## START Information supplied

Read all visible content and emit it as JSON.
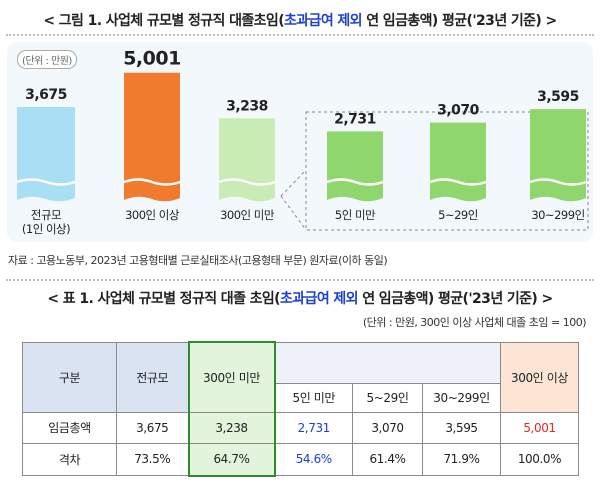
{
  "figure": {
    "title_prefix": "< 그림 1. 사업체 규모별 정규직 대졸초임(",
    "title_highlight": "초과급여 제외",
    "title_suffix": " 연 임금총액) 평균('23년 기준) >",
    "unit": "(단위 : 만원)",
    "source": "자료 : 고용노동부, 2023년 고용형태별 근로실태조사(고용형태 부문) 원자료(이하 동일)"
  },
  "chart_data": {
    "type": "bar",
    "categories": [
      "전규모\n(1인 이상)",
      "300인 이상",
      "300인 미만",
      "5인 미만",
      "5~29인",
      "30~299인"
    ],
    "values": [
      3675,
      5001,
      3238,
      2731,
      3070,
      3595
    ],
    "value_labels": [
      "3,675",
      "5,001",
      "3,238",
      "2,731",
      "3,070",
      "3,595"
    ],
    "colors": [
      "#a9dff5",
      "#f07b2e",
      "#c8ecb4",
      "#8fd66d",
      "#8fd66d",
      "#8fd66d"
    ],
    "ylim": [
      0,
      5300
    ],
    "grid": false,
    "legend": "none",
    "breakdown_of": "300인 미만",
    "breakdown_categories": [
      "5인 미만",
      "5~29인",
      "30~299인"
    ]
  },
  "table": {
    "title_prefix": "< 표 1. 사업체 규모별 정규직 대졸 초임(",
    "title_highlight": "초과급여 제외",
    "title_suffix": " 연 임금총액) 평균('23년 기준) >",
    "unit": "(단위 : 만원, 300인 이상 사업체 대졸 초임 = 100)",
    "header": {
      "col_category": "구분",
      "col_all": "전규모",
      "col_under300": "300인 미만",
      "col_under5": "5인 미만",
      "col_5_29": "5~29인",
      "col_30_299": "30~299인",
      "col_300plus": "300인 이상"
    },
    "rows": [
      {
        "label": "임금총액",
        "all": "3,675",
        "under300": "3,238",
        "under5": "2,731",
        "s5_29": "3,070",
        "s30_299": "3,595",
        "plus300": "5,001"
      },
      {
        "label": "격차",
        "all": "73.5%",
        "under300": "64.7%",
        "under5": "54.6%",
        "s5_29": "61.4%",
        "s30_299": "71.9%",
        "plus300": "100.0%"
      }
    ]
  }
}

## END Information supplied
## START Information supplied

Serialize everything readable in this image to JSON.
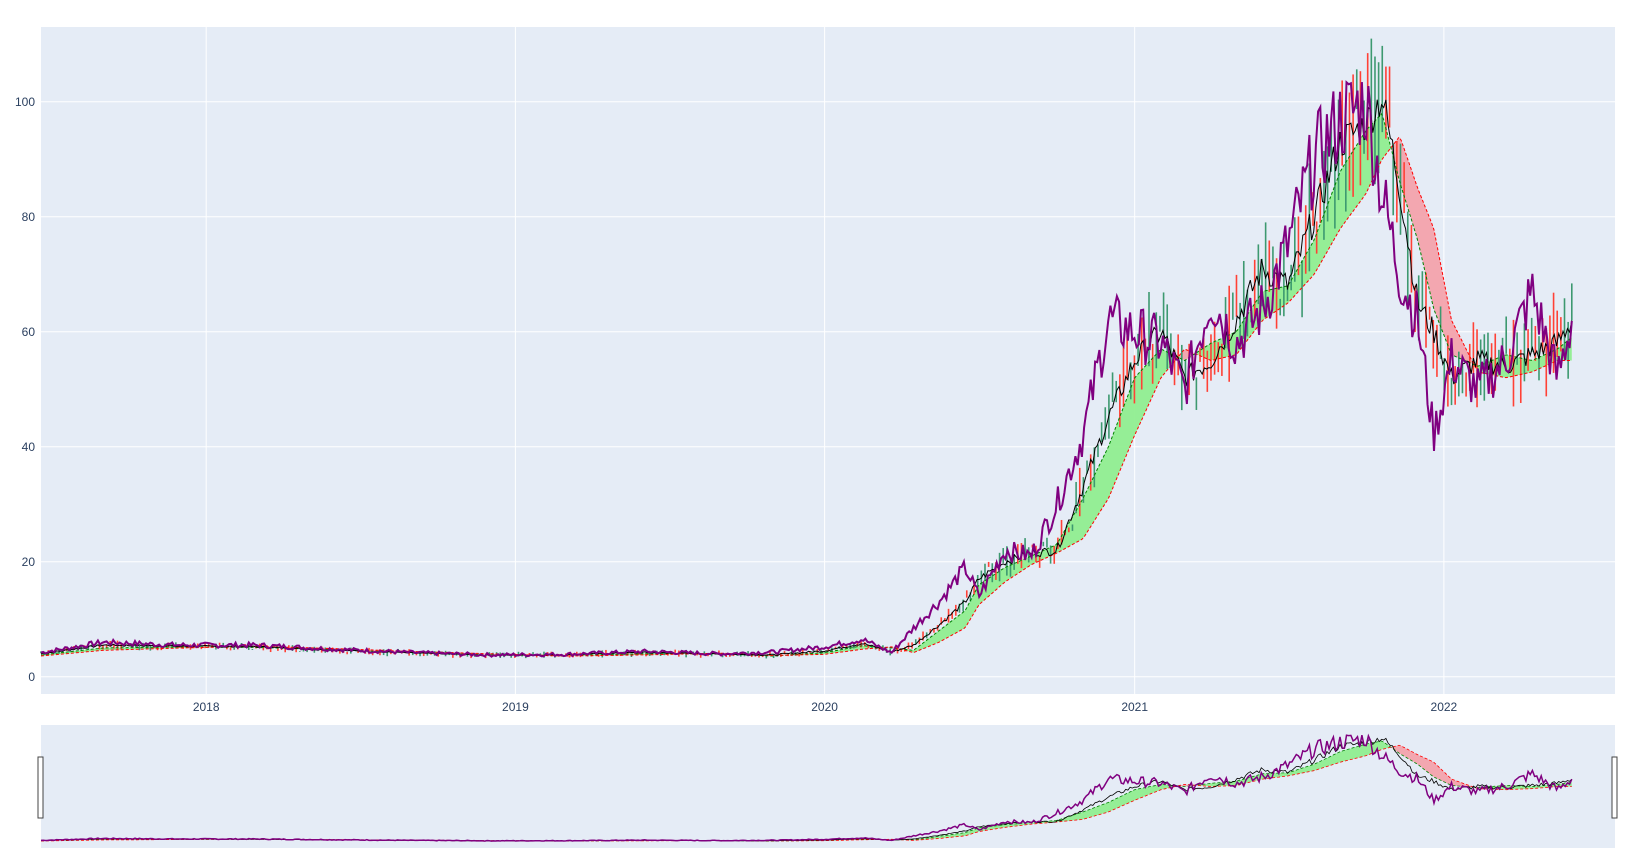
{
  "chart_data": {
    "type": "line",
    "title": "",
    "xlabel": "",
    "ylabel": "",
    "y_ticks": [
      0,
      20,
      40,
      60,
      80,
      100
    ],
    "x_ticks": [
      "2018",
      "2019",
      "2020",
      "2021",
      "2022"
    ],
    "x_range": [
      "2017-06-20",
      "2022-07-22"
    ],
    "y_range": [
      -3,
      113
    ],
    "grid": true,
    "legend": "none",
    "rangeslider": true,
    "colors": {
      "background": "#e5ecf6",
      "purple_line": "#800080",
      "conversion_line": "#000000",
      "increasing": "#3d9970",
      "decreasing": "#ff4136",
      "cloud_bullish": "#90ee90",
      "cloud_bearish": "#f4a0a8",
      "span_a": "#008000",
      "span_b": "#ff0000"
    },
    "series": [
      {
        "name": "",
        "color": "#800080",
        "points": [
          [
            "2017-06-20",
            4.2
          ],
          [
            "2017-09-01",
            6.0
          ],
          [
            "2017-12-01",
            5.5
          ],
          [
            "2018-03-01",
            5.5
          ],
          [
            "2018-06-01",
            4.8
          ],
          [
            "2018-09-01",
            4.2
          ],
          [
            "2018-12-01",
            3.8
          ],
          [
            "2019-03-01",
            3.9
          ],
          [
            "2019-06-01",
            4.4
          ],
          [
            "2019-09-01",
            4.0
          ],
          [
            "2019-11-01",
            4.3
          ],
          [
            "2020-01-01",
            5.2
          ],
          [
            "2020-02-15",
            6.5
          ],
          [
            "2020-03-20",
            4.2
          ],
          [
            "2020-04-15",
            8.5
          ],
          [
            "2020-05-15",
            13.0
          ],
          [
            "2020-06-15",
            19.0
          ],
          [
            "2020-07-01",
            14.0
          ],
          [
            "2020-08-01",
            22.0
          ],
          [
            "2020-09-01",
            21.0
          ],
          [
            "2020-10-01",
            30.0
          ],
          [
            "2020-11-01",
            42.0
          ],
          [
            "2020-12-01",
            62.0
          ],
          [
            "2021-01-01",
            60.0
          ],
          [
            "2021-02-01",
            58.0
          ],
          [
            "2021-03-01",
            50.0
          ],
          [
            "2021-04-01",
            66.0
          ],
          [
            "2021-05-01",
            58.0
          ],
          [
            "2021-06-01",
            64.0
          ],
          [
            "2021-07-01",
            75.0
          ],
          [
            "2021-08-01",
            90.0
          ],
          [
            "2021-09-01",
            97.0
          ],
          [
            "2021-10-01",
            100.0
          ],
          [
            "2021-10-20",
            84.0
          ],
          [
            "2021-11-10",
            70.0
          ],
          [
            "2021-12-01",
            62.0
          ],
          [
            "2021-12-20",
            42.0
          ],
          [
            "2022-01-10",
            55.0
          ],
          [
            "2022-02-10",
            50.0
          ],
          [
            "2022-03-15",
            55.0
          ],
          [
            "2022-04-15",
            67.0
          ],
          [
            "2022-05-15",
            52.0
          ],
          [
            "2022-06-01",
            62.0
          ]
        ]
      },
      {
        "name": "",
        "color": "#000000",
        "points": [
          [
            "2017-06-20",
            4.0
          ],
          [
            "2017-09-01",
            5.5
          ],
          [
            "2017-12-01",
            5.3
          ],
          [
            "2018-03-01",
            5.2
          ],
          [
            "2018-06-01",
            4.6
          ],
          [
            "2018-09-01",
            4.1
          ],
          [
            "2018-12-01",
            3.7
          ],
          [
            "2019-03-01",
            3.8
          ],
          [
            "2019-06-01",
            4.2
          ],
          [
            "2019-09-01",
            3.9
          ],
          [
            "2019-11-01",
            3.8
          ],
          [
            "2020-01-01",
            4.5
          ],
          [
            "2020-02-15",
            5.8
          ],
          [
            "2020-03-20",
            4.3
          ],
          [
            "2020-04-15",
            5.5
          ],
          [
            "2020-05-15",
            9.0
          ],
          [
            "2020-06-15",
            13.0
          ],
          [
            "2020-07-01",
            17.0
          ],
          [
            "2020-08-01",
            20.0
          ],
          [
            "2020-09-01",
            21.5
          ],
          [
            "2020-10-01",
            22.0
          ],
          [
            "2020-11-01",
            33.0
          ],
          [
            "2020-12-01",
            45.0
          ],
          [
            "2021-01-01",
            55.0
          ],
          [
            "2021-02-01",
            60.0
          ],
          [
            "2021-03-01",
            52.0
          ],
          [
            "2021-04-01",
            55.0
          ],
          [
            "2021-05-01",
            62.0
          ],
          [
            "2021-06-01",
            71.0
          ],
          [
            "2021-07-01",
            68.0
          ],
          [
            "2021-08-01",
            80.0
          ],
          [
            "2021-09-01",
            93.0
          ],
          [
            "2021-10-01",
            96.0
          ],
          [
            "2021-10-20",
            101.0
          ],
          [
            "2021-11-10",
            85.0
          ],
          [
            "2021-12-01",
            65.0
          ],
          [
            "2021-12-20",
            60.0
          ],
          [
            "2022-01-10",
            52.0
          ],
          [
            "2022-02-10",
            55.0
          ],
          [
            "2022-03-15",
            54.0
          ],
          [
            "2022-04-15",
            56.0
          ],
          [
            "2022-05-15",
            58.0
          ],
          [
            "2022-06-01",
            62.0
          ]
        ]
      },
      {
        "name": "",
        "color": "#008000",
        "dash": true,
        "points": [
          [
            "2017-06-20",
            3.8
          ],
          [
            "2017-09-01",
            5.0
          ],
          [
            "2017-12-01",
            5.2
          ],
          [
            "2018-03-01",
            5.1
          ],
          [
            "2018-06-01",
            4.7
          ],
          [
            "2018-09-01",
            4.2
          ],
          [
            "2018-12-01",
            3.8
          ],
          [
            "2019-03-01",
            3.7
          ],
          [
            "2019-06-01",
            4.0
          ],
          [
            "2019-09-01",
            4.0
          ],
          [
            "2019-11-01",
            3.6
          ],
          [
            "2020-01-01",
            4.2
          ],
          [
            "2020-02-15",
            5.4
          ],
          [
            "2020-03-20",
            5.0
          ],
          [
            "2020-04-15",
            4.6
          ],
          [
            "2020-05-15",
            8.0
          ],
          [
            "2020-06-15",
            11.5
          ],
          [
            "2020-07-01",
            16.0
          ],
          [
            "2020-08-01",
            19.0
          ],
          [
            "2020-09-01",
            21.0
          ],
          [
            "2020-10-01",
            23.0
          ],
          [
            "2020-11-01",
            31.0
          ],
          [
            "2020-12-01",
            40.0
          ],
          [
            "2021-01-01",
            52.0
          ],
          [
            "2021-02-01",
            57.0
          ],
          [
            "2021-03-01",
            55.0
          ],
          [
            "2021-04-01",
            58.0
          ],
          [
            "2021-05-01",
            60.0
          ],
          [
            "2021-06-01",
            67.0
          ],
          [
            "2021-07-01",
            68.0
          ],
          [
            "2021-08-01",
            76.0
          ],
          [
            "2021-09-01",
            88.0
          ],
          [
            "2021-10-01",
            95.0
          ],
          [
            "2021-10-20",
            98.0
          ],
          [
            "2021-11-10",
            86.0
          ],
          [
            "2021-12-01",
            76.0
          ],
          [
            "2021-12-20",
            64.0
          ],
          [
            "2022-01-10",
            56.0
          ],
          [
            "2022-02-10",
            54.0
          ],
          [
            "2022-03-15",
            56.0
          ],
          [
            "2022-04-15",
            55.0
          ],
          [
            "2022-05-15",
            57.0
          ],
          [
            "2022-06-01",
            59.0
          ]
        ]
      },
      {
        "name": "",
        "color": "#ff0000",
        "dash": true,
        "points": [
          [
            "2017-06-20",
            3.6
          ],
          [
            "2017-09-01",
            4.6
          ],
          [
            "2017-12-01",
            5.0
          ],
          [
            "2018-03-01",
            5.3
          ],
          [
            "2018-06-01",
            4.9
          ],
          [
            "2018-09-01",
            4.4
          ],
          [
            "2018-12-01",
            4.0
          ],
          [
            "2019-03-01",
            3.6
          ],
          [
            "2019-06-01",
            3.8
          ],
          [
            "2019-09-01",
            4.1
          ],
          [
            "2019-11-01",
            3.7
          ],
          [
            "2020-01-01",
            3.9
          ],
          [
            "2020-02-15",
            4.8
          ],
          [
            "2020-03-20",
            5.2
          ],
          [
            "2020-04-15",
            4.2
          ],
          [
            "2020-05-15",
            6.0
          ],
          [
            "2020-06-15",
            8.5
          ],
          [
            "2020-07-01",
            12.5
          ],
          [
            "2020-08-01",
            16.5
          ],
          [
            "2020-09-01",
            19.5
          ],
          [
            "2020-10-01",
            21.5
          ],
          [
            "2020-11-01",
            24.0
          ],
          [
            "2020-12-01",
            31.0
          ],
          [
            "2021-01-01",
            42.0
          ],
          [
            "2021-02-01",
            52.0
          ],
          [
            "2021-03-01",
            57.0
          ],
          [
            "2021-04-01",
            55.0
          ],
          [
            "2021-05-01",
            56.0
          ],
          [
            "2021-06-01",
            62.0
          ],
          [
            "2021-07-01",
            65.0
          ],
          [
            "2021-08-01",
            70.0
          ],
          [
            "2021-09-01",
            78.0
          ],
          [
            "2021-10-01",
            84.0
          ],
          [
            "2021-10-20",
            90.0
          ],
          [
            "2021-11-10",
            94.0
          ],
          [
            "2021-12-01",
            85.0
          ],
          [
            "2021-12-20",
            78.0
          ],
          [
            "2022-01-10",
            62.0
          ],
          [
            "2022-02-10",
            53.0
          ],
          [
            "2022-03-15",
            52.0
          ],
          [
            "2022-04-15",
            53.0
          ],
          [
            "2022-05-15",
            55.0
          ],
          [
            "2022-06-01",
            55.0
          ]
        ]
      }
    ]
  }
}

## END Information supplied
## START Information supplied

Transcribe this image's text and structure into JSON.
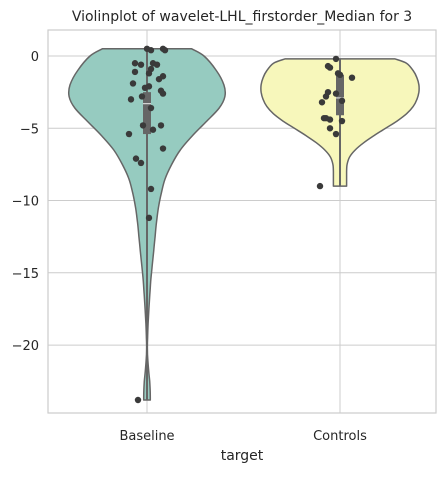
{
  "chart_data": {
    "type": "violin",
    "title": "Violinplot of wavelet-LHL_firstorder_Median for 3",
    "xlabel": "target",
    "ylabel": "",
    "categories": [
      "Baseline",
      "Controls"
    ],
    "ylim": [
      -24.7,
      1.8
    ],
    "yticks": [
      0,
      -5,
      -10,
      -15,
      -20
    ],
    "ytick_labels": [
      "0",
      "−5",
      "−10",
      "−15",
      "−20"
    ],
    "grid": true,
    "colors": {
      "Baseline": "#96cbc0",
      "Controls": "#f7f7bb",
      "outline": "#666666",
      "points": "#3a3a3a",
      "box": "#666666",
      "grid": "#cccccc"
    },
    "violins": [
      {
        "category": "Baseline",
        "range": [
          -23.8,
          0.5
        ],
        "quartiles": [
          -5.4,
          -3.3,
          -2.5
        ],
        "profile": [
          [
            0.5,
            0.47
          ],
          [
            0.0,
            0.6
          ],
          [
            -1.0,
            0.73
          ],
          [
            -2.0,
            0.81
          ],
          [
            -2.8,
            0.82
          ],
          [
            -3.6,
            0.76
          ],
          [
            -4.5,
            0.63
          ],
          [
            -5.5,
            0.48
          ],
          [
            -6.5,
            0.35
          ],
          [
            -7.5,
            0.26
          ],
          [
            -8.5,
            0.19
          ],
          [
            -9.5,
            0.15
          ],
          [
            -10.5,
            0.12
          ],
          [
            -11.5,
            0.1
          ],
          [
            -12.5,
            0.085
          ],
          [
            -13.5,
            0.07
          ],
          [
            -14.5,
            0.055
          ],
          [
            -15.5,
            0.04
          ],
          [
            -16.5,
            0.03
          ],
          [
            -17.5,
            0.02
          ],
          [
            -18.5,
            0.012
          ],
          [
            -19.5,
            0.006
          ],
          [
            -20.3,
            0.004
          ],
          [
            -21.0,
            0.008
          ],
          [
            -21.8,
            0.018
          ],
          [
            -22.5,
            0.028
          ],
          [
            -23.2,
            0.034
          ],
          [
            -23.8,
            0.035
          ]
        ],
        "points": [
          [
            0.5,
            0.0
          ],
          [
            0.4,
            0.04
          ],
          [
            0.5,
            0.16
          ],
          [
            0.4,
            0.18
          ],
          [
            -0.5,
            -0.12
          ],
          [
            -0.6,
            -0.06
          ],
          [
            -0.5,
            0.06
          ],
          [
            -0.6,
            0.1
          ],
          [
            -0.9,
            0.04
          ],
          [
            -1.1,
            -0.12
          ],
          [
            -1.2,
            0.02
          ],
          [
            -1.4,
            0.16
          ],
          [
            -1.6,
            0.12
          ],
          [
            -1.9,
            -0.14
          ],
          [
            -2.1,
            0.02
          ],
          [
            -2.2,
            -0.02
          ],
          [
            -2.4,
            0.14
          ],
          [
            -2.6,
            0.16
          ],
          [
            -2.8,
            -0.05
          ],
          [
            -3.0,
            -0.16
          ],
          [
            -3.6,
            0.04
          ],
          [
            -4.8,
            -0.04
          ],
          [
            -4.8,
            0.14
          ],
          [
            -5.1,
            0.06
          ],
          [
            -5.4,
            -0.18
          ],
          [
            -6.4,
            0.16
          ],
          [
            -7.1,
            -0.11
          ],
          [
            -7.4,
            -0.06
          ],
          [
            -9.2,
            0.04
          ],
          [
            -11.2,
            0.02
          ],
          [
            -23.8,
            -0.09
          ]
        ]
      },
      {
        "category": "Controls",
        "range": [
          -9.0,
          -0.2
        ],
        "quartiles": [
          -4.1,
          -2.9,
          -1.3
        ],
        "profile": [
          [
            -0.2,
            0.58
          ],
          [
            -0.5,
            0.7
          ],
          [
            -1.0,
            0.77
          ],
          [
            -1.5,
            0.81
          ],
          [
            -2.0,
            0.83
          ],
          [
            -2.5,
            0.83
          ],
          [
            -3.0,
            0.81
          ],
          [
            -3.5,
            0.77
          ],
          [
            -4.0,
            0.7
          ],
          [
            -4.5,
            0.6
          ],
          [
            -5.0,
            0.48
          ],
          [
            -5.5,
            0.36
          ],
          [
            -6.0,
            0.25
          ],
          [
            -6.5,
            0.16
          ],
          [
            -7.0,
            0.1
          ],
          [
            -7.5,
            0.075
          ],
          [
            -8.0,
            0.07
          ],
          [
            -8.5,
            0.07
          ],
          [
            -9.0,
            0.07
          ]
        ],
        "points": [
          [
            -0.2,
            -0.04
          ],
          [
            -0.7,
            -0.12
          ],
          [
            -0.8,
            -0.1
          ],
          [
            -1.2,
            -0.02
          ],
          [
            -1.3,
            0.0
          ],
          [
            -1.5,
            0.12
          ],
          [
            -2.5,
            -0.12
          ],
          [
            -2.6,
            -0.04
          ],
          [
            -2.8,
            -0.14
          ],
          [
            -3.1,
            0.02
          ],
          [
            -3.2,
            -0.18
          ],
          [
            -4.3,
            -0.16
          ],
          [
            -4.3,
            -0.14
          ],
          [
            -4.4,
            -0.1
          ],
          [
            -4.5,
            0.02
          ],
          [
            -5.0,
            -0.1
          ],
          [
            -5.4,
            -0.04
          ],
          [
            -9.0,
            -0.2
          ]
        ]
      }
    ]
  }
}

## END Information supplied

Exercise prompt: Gather all lines with the string "unit" from the data.

Worked solution:
    "unit": "(단위 : 만원)",
    "unit": "(단위 : 만원, 300인 이상 사업체 대졸 초임 = 100)",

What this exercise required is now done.